The records that follow must be repeated verbatim, every one of them.

═════ Provided records

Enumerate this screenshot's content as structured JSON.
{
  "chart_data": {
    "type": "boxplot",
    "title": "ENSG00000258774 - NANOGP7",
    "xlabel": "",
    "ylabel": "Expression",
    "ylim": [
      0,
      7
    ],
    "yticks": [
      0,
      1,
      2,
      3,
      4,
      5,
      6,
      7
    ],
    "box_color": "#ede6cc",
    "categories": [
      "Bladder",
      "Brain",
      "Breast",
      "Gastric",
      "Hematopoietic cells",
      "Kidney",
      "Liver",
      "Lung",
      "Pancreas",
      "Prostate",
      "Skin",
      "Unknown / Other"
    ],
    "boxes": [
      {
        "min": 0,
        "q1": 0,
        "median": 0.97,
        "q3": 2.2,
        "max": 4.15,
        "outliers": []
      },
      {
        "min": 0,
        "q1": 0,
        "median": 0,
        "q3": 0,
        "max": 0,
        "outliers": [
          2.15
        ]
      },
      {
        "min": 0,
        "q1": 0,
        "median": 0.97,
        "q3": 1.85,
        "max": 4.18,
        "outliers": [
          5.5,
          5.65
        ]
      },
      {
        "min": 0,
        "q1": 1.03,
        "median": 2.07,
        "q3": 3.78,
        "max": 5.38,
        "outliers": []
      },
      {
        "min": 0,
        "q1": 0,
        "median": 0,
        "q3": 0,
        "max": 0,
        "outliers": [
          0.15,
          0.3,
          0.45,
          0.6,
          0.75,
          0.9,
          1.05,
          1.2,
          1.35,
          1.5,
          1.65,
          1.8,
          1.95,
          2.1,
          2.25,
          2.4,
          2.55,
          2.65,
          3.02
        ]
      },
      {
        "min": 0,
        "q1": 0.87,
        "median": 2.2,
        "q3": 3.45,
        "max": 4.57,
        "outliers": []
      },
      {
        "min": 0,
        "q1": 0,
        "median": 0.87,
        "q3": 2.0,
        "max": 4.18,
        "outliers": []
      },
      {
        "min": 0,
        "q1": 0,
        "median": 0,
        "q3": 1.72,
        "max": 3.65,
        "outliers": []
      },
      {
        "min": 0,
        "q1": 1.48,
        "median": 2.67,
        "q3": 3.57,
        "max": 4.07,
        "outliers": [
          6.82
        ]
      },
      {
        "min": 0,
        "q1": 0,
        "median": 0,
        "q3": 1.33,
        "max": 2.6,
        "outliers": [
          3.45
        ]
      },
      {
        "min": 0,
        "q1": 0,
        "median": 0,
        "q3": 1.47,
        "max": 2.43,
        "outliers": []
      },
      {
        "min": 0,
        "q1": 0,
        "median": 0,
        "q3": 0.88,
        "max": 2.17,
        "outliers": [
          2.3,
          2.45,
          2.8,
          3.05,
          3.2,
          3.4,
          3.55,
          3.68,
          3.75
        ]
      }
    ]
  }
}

══════════

▸ Written reply
Enumerate this screenshot's content as structured JSON.
{
  "chart_data": {
    "type": "boxplot",
    "title": "ENSG00000258774 - NANOGP7",
    "xlabel": "",
    "ylabel": "Expression",
    "ylim": [
      0,
      7
    ],
    "yticks": [
      0,
      1,
      2,
      3,
      4,
      5,
      6,
      7
    ],
    "box_color": "#ede6cc",
    "categories": [
      "Bladder",
      "Brain",
      "Breast",
      "Gastric",
      "Hematopoietic cells",
      "Kidney",
      "Liver",
      "Lung",
      "Pancreas",
      "Prostate",
      "Skin",
      "Unknown / Other"
    ],
    "boxes": [
      {
        "min": 0,
        "q1": 0,
        "median": 0.97,
        "q3": 2.2,
        "max": 4.15,
        "outliers": []
      },
      {
        "min": 0,
        "q1": 0,
        "median": 0,
        "q3": 0,
        "max": 0,
        "outliers": [
          2.15
        ]
      },
      {
        "min": 0,
        "q1": 0,
        "median": 0.97,
        "q3": 1.85,
        "max": 4.18,
        "outliers": [
          5.5,
          5.65
        ]
      },
      {
        "min": 0,
        "q1": 1.03,
        "median": 2.07,
        "q3": 3.78,
        "max": 5.38,
        "outliers": []
      },
      {
        "min": 0,
        "q1": 0,
        "median": 0,
        "q3": 0,
        "max": 0,
        "outliers": [
          0.15,
          0.3,
          0.45,
          0.6,
          0.75,
          0.9,
          1.05,
          1.2,
          1.35,
          1.5,
          1.65,
          1.8,
          1.95,
          2.1,
          2.25,
          2.4,
          2.55,
          2.65,
          3.02
        ]
      },
      {
        "min": 0,
        "q1": 0.87,
        "median": 2.2,
        "q3": 3.45,
        "max": 4.57,
        "outliers": []
      },
      {
        "min": 0,
        "q1": 0,
        "median": 0.87,
        "q3": 2.0,
        "max": 4.18,
        "outliers": []
      },
      {
        "min": 0,
        "q1": 0,
        "median": 0,
        "q3": 1.72,
        "max": 3.65,
        "outliers": []
      },
      {
        "min": 0,
        "q1": 1.48,
        "median": 2.67,
        "q3": 3.57,
        "max": 4.07,
        "outliers": [
          6.82
        ]
      },
      {
        "min": 0,
        "q1": 0,
        "median": 0,
        "q3": 1.33,
        "max": 2.6,
        "outliers": [
          3.45
        ]
      },
      {
        "min": 0,
        "q1": 0,
        "median": 0,
        "q3": 1.47,
        "max": 2.43,
        "outliers": []
      },
      {
        "min": 0,
        "q1": 0,
        "median": 0,
        "q3": 0.88,
        "max": 2.17,
        "outliers": [
          2.3,
          2.45,
          2.8,
          3.05,
          3.2,
          3.4,
          3.55,
          3.68,
          3.75
        ]
      }
    ]
  }
}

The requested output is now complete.